Dataset items
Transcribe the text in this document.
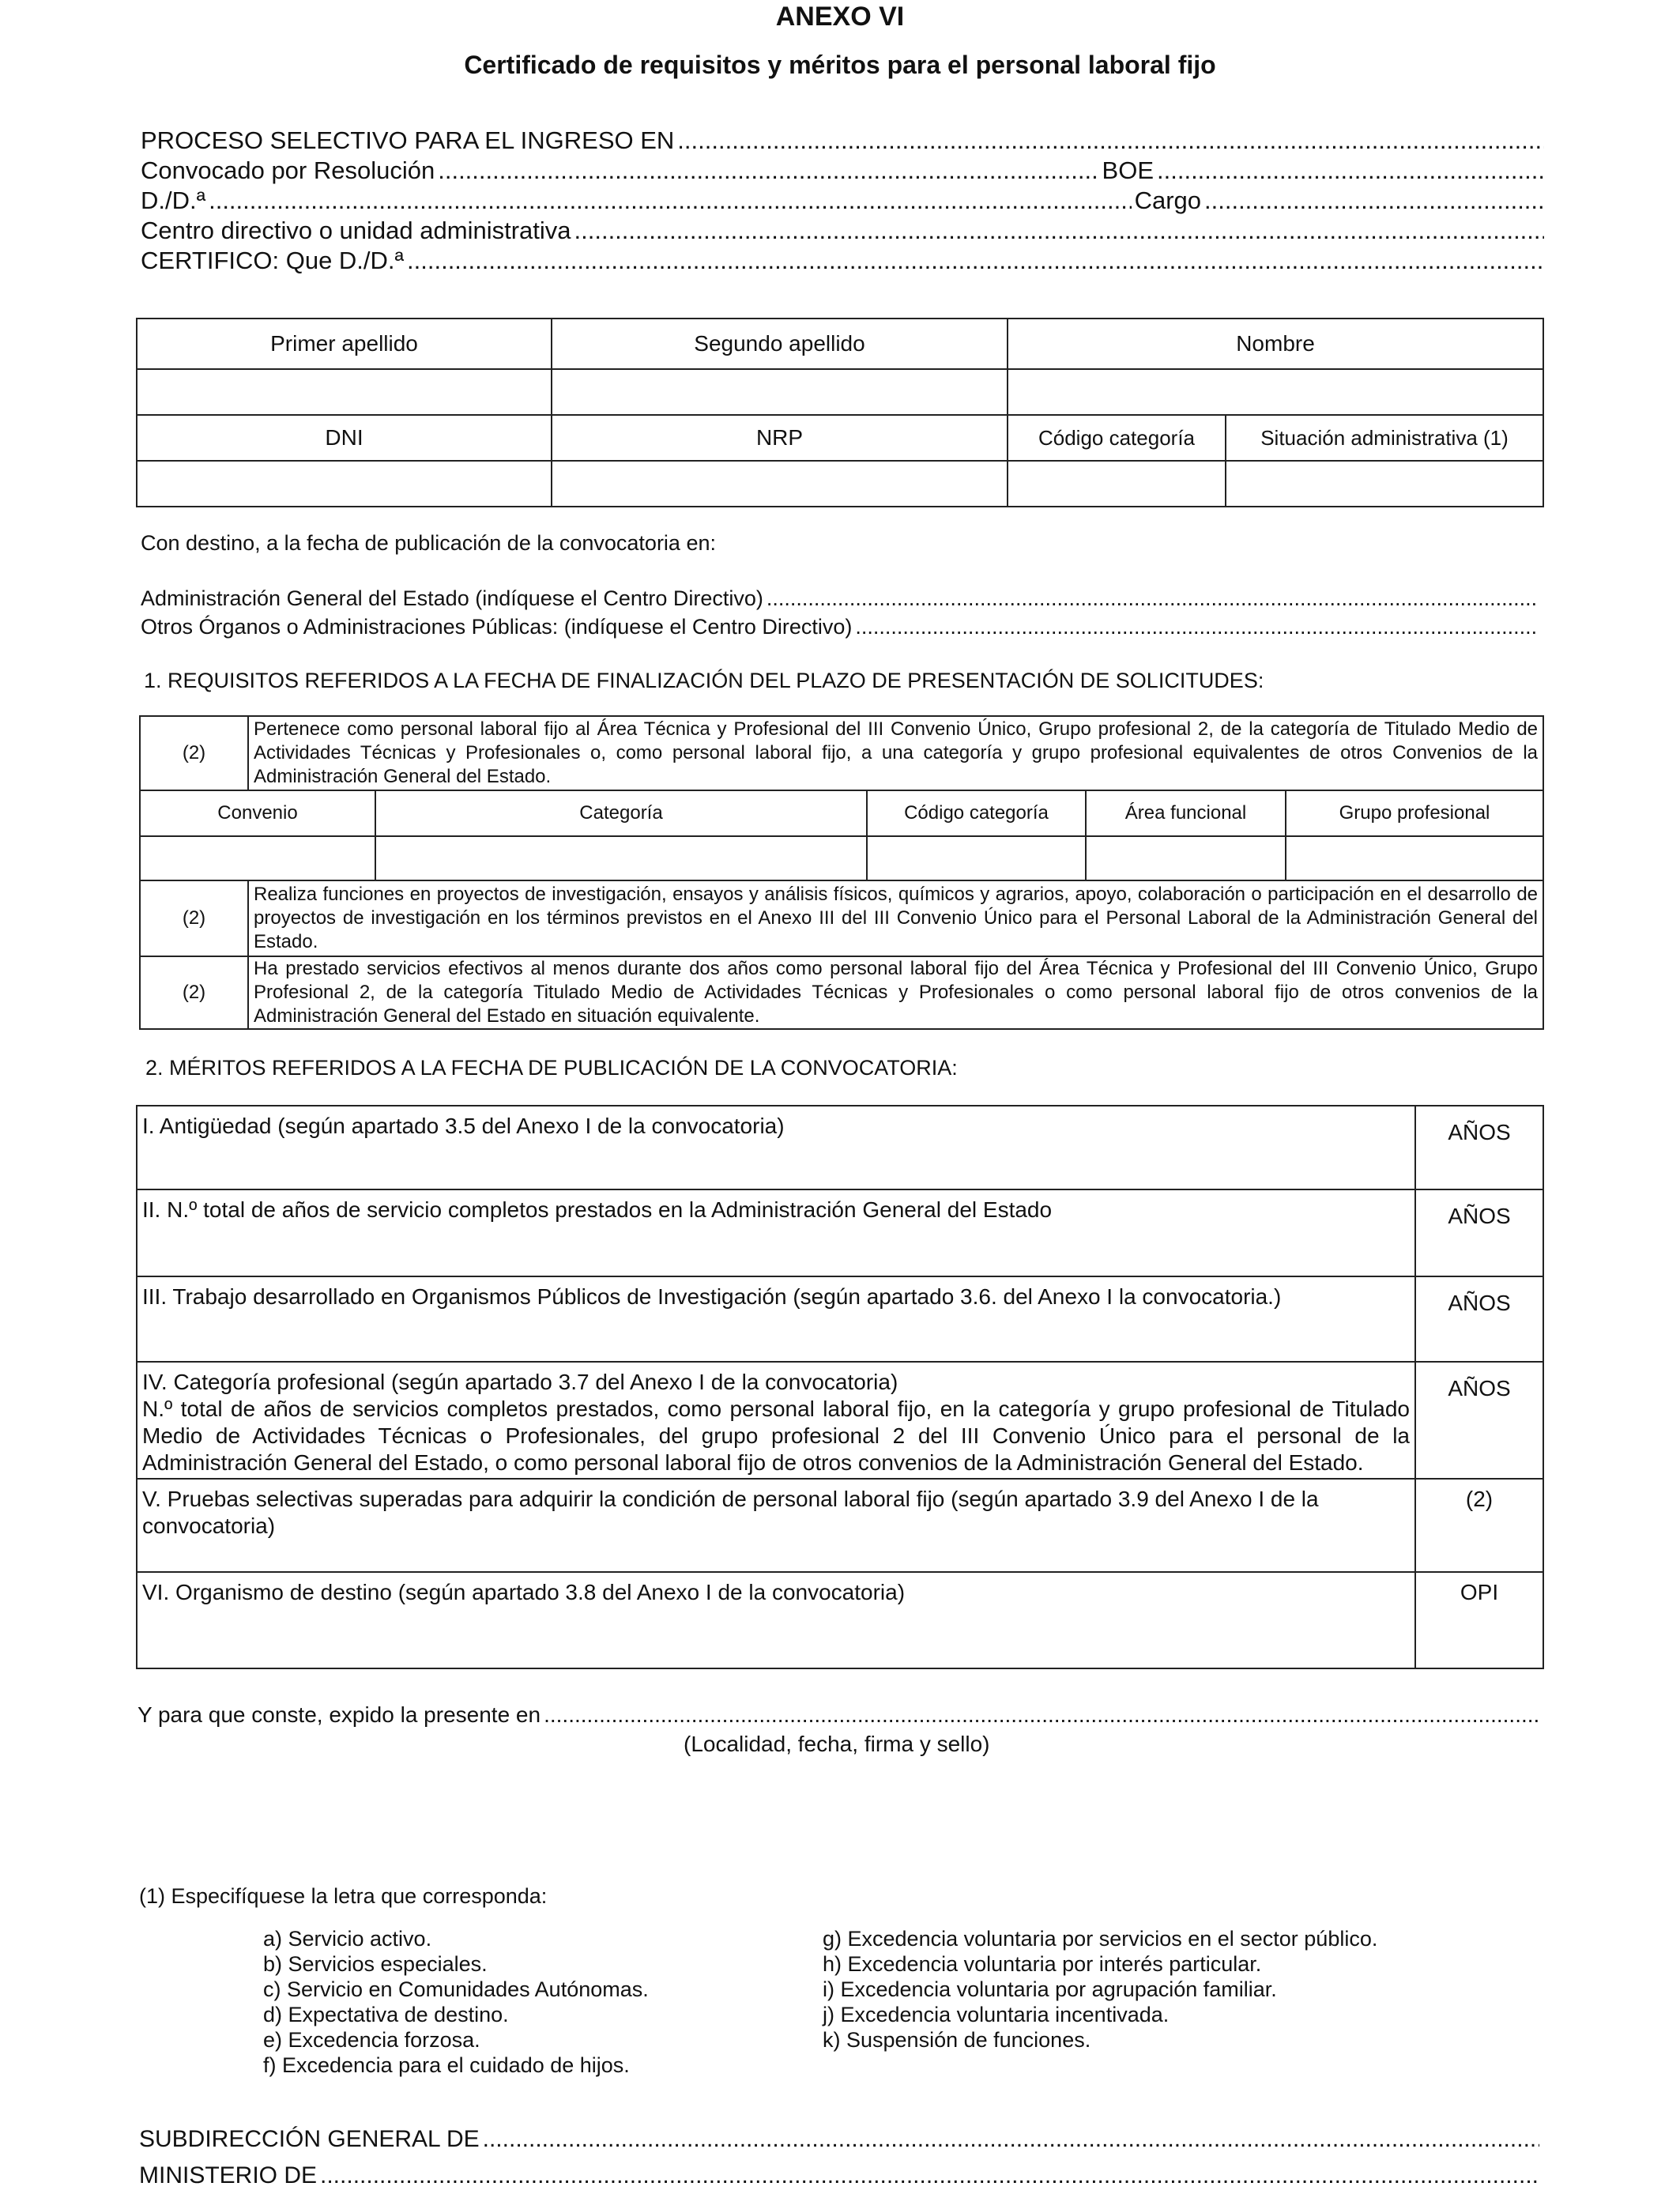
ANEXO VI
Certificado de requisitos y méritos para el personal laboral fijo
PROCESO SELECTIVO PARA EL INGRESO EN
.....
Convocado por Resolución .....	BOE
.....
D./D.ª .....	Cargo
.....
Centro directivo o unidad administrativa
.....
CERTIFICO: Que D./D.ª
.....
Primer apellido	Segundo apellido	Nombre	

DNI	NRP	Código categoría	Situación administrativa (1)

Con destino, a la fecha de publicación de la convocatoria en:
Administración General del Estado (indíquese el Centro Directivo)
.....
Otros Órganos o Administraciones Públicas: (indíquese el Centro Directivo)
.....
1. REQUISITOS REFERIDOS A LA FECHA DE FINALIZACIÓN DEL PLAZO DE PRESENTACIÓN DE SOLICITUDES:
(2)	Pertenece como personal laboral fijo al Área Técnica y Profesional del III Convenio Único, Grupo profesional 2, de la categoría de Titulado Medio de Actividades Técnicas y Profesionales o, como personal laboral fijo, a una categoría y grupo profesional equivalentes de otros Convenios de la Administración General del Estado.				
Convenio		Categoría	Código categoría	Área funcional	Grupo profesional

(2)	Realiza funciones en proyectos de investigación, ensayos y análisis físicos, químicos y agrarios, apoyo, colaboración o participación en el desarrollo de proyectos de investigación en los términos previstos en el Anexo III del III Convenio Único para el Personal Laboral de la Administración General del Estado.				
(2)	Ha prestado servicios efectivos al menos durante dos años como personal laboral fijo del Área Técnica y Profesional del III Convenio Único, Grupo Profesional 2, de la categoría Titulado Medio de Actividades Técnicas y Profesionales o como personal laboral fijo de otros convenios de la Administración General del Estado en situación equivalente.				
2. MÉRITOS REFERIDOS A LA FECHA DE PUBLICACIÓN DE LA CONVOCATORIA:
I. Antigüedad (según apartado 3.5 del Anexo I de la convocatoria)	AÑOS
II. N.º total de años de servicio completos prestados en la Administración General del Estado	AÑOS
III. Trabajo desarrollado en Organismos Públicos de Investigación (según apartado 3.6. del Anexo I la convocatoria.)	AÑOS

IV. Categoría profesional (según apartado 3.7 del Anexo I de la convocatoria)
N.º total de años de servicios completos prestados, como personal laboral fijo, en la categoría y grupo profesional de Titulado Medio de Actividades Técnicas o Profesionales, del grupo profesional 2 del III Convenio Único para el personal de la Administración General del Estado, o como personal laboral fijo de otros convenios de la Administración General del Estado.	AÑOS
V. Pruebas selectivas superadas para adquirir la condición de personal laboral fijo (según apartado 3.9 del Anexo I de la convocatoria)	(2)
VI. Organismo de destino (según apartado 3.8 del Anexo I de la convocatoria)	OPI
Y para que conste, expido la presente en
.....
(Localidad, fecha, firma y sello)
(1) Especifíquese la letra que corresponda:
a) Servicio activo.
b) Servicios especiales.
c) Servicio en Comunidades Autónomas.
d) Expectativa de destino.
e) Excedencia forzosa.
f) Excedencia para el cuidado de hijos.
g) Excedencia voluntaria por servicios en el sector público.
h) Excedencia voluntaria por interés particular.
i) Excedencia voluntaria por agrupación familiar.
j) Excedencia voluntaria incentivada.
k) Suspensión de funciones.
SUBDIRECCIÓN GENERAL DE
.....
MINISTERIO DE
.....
* * *
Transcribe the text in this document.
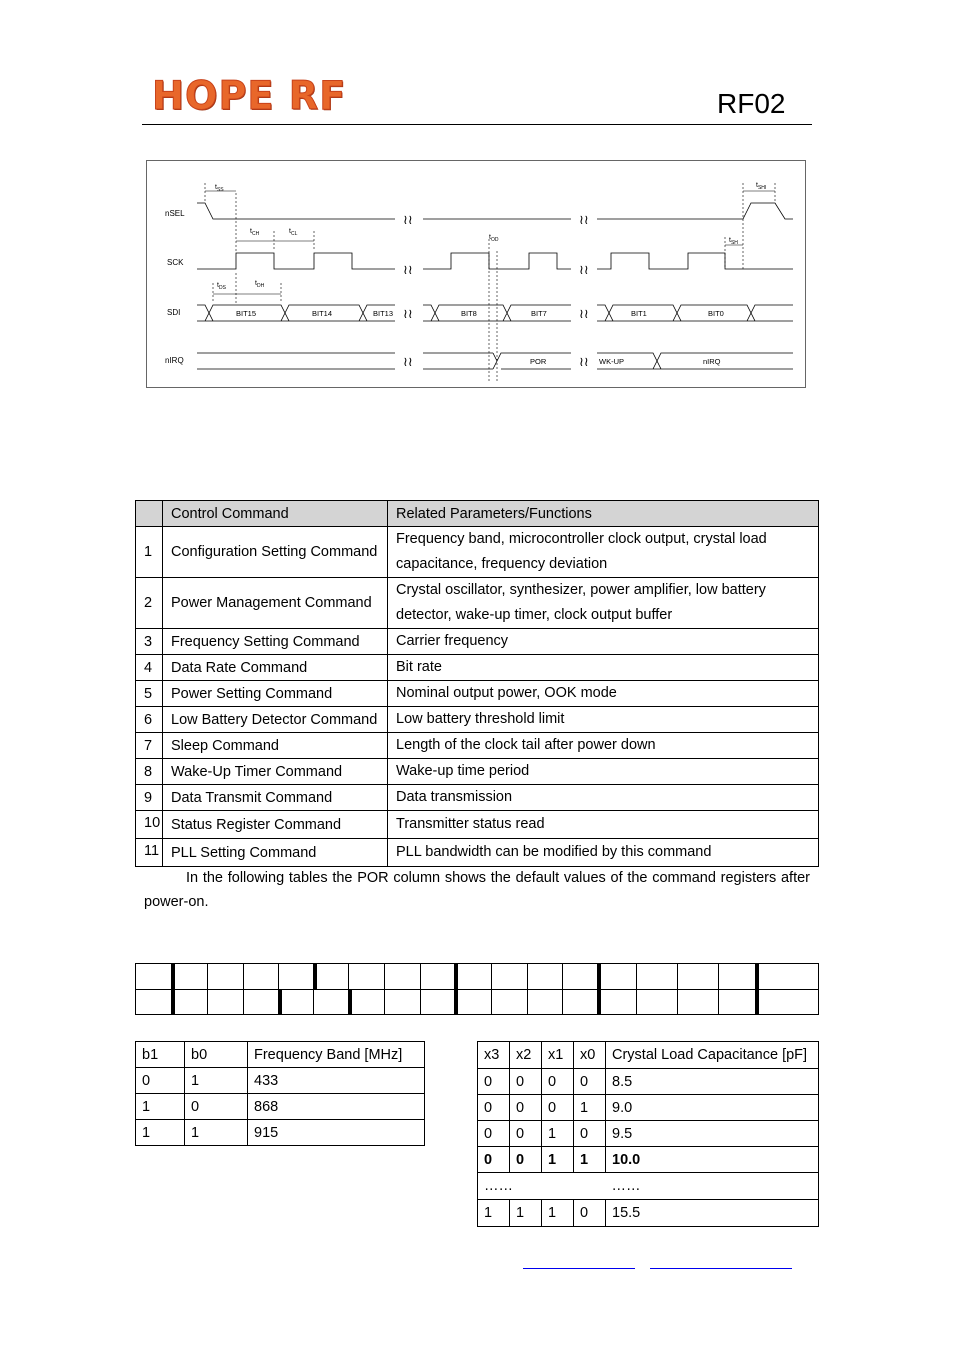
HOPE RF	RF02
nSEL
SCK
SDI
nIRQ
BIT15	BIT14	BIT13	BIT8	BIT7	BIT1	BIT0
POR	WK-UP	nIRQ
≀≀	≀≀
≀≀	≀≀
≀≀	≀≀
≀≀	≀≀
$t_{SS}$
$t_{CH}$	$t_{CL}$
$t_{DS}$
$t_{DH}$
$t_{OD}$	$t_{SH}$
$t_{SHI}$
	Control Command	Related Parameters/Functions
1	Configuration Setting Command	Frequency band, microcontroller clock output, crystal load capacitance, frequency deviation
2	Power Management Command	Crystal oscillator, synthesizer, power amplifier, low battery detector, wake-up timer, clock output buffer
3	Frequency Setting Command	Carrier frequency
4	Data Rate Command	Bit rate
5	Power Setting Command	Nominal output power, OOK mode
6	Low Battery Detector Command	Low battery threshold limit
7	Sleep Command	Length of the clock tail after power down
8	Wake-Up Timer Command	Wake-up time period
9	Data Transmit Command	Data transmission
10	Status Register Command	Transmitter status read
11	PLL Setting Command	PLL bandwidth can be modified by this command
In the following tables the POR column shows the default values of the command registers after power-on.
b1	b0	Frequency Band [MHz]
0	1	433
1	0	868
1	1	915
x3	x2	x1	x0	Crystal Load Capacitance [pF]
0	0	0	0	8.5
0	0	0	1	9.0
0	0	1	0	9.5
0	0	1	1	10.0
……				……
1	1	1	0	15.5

Exercise
Find each line holding the word "battery" and copy it.

Response
2	Power Management Command	Crystal oscillator, synthesizer, power amplifier, low battery detector, wake-up timer, clock output buffer
6	Low Battery Detector Command	Low battery threshold limit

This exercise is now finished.